## EXERCISE PROMPT:
Type out the records that follow, exactly as given.

Collected data

***

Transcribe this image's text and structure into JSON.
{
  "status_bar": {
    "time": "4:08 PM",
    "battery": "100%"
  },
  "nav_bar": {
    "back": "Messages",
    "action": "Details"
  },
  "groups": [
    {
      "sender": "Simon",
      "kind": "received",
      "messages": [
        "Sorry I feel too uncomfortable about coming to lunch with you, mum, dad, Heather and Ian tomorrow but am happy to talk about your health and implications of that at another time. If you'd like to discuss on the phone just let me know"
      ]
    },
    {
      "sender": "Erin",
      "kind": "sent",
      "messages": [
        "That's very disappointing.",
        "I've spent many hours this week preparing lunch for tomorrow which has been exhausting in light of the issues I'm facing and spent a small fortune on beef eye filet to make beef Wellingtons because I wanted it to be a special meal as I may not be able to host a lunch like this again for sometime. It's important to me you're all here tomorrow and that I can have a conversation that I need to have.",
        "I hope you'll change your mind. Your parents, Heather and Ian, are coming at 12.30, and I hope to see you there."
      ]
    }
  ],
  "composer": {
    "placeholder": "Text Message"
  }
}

***

## ANSWER BELOW:
Transcribe this image's text and structure into JSON.
{
  "status_bar": {
    "time": "4:08 PM",
    "battery": "100%"
  },
  "nav_bar": {
    "back": "Messages",
    "action": "Details"
  },
  "groups": [
    {
      "sender": "Simon",
      "kind": "received",
      "messages": [
        "Sorry I feel too uncomfortable about coming to lunch with you, mum, dad, Heather and Ian tomorrow but am happy to talk about your health and implications of that at another time. If you'd like to discuss on the phone just let me know"
      ]
    },
    {
      "sender": "Erin",
      "kind": "sent",
      "messages": [
        "That's very disappointing.",
        "I've spent many hours this week preparing lunch for tomorrow which has been exhausting in light of the issues I'm facing and spent a small fortune on beef eye filet to make beef Wellingtons because I wanted it to be a special meal as I may not be able to host a lunch like this again for sometime. It's important to me you're all here tomorrow and that I can have a conversation that I need to have.",
        "I hope you'll change your mind. Your parents, Heather and Ian, are coming at 12.30, and I hope to see you there."
      ]
    }
  ],
  "composer": {
    "placeholder": "Text Message"
  }
}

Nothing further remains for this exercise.